REQUIRED TASK = Nothing may be dropped or altered: reproduce all the data.

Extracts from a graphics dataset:
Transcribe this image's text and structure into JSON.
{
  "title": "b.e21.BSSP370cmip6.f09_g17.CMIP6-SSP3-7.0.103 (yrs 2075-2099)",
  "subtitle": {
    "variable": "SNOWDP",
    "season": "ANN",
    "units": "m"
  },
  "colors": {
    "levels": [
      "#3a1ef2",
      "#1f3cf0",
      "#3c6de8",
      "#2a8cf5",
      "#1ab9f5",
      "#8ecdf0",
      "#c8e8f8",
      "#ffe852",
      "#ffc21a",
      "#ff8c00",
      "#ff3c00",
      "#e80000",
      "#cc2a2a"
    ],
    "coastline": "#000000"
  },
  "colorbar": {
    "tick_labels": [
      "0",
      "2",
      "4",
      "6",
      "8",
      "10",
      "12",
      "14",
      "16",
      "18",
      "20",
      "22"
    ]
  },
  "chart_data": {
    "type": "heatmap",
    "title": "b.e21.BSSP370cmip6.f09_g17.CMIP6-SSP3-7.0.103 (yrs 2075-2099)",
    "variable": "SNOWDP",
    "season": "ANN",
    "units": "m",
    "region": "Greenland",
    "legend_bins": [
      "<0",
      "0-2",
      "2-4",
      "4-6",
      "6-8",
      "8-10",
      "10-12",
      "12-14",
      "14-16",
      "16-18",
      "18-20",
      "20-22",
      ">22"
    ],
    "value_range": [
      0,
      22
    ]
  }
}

ANSWER TO THIS EXERCISE =
Transcribe this image's text and structure into JSON.
{
  "title": "b.e21.BSSP370cmip6.f09_g17.CMIP6-SSP3-7.0.103 (yrs 2075-2099)",
  "subtitle": {
    "variable": "SNOWDP",
    "season": "ANN",
    "units": "m"
  },
  "colors": {
    "levels": [
      "#3a1ef2",
      "#1f3cf0",
      "#3c6de8",
      "#2a8cf5",
      "#1ab9f5",
      "#8ecdf0",
      "#c8e8f8",
      "#ffe852",
      "#ffc21a",
      "#ff8c00",
      "#ff3c00",
      "#e80000",
      "#cc2a2a"
    ],
    "coastline": "#000000"
  },
  "colorbar": {
    "tick_labels": [
      "0",
      "2",
      "4",
      "6",
      "8",
      "10",
      "12",
      "14",
      "16",
      "18",
      "20",
      "22"
    ]
  },
  "chart_data": {
    "type": "heatmap",
    "title": "b.e21.BSSP370cmip6.f09_g17.CMIP6-SSP3-7.0.103 (yrs 2075-2099)",
    "variable": "SNOWDP",
    "season": "ANN",
    "units": "m",
    "region": "Greenland",
    "legend_bins": [
      "<0",
      "0-2",
      "2-4",
      "4-6",
      "6-8",
      "8-10",
      "10-12",
      "12-14",
      "14-16",
      "16-18",
      "18-20",
      "20-22",
      ">22"
    ],
    "value_range": [
      0,
      22
    ]
  }
}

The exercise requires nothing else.